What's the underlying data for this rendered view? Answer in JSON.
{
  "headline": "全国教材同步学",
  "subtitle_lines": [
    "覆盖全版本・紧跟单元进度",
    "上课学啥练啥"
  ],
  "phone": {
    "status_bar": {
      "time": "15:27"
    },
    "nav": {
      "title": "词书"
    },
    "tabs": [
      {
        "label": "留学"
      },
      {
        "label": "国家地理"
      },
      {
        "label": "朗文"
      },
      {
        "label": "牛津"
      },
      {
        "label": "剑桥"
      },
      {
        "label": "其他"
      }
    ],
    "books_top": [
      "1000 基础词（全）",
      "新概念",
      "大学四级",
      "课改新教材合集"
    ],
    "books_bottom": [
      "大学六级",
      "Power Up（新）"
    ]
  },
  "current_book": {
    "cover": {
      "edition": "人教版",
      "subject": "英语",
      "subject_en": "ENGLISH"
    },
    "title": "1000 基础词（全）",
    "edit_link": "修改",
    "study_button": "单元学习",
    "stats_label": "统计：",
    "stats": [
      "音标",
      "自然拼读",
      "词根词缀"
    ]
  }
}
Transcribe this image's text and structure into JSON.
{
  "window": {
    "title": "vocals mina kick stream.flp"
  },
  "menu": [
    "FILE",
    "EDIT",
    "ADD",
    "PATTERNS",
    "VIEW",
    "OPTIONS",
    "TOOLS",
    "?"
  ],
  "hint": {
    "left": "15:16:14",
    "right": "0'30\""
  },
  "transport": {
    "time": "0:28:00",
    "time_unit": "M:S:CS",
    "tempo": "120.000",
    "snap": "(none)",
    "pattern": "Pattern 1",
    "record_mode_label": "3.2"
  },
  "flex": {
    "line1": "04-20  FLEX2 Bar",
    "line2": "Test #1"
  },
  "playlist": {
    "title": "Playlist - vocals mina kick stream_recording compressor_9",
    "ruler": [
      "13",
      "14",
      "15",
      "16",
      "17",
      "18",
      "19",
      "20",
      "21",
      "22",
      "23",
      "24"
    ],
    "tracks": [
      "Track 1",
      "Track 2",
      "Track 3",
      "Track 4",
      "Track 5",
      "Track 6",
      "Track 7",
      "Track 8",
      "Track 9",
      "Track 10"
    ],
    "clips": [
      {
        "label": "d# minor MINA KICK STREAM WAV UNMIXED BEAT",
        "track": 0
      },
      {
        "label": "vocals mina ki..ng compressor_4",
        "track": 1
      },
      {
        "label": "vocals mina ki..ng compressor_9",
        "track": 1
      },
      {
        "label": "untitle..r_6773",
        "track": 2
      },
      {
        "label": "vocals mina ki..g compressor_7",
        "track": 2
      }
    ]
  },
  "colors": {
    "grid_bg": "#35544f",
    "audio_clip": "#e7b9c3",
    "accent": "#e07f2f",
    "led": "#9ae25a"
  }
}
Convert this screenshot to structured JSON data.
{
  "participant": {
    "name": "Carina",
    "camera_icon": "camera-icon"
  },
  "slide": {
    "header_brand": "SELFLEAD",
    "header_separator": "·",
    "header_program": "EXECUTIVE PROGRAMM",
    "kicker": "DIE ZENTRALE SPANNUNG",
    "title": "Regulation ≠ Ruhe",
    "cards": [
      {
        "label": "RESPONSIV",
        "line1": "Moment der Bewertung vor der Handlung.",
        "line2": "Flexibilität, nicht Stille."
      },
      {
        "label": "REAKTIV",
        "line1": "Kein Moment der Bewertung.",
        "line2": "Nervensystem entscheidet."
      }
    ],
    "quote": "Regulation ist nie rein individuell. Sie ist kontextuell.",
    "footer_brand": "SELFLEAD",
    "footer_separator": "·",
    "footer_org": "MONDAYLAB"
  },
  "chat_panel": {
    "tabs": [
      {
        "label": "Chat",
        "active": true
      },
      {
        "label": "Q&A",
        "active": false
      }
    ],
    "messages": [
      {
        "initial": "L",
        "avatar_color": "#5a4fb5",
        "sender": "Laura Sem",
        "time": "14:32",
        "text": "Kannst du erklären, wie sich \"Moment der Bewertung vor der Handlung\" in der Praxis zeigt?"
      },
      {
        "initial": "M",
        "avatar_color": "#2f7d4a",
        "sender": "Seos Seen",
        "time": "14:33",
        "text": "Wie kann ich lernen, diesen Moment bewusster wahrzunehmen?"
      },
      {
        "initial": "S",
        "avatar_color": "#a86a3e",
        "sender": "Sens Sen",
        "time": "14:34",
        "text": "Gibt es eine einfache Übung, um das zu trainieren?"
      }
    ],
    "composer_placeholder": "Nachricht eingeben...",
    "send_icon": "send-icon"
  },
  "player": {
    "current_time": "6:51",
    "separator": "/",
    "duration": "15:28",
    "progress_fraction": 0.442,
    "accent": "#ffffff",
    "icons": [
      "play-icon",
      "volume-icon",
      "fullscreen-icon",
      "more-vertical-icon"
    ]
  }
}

Written instruction » Emit the full listing verbatim.

Response to the exercise »
What's the underlying data for this rendered view? Answer in JSON.
{
  "headline": "全国教材同步学",
  "subtitle_lines": [
    "覆盖全版本・紧跟单元进度",
    "上课学啥练啥"
  ],
  "phone": {
    "status_bar": {
      "time": "15:27"
    },
    "nav": {
      "title": "词书"
    },
    "tabs": [
      {
        "label": "留学"
      },
      {
        "label": "国家地理"
      },
      {
        "label": "朗文"
      },
      {
        "label": "牛津"
      },
      {
        "label": "剑桥"
      },
      {
        "label": "其他"
      }
    ],
    "books_top": [
      "1000 基础词（全）",
      "新概念",
      "大学四级",
      "课改新教材合集"
    ],
    "books_bottom": [
      "大学六级",
      "Power Up（新）"
    ]
  },
  "current_book": {
    "cover": {
      "edition": "人教版",
      "subject": "英语",
      "subject_en": "ENGLISH"
    },
    "title": "1000 基础词（全）",
    "edit_link": "修改",
    "study_button": "单元学习",
    "stats_label": "统计：",
    "stats": [
      "音标",
      "自然拼读",
      "词根词缀"
    ]
  }
}
Transcribe this image's text and structure into JSON.
{
  "window": {
    "title": "vocals mina kick stream.flp"
  },
  "menu": [
    "FILE",
    "EDIT",
    "ADD",
    "PATTERNS",
    "VIEW",
    "OPTIONS",
    "TOOLS",
    "?"
  ],
  "hint": {
    "left": "15:16:14",
    "right": "0'30\""
  },
  "transport": {
    "time": "0:28:00",
    "time_unit": "M:S:CS",
    "tempo": "120.000",
    "snap": "(none)",
    "pattern": "Pattern 1",
    "record_mode_label": "3.2"
  },
  "flex": {
    "line1": "04-20  FLEX2 Bar",
    "line2": "Test #1"
  },
  "playlist": {
    "title": "Playlist - vocals mina kick stream_recording compressor_9",
    "ruler": [
      "13",
      "14",
      "15",
      "16",
      "17",
      "18",
      "19",
      "20",
      "21",
      "22",
      "23",
      "24"
    ],
    "tracks": [
      "Track 1",
      "Track 2",
      "Track 3",
      "Track 4",
      "Track 5",
      "Track 6",
      "Track 7",
      "Track 8",
      "Track 9",
      "Track 10"
    ],
    "clips": [
      {
        "label": "d# minor MINA KICK STREAM WAV UNMIXED BEAT",
        "track": 0
      },
      {
        "label": "vocals mina ki..ng compressor_4",
        "track": 1
      },
      {
        "label": "vocals mina ki..ng compressor_9",
        "track": 1
      },
      {
        "label": "untitle..r_6773",
        "track": 2
      },
      {
        "label": "vocals mina ki..g compressor_7",
        "track": 2
      }
    ]
  },
  "colors": {
    "grid_bg": "#35544f",
    "audio_clip": "#e7b9c3",
    "accent": "#e07f2f",
    "led": "#9ae25a"
  }
}
Convert this screenshot to structured JSON data.
{
  "participant": {
    "name": "Carina",
    "camera_icon": "camera-icon"
  },
  "slide": {
    "header_brand": "SELFLEAD",
    "header_separator": "·",
    "header_program": "EXECUTIVE PROGRAMM",
    "kicker": "DIE ZENTRALE SPANNUNG",
    "title": "Regulation ≠ Ruhe",
    "cards": [
      {
        "label": "RESPONSIV",
        "line1": "Moment der Bewertung vor der Handlung.",
        "line2": "Flexibilität, nicht Stille."
      },
      {
        "label": "REAKTIV",
        "line1": "Kein Moment der Bewertung.",
        "line2": "Nervensystem entscheidet."
      }
    ],
    "quote": "Regulation ist nie rein individuell. Sie ist kontextuell.",
    "footer_brand": "SELFLEAD",
    "footer_separator": "·",
    "footer_org": "MONDAYLAB"
  },
  "chat_panel": {
    "tabs": [
      {
        "label": "Chat",
        "active": true
      },
      {
        "label": "Q&A",
        "active": false
      }
    ],
    "messages": [
      {
        "initial": "L",
        "avatar_color": "#5a4fb5",
        "sender": "Laura Sem",
        "time": "14:32",
        "text": "Kannst du erklären, wie sich \"Moment der Bewertung vor der Handlung\" in der Praxis zeigt?"
      },
      {
        "initial": "M",
        "avatar_color": "#2f7d4a",
        "sender": "Seos Seen",
        "time": "14:33",
        "text": "Wie kann ich lernen, diesen Moment bewusster wahrzunehmen?"
      },
      {
        "initial": "S",
        "avatar_color": "#a86a3e",
        "sender": "Sens Sen",
        "time": "14:34",
        "text": "Gibt es eine einfache Übung, um das zu trainieren?"
      }
    ],
    "composer_placeholder": "Nachricht eingeben...",
    "send_icon": "send-icon"
  },
  "player": {
    "current_time": "6:51",
    "separator": "/",
    "duration": "15:28",
    "progress_fraction": 0.442,
    "accent": "#ffffff",
    "icons": [
      "play-icon",
      "volume-icon",
      "fullscreen-icon",
      "more-vertical-icon"
    ]
  }
}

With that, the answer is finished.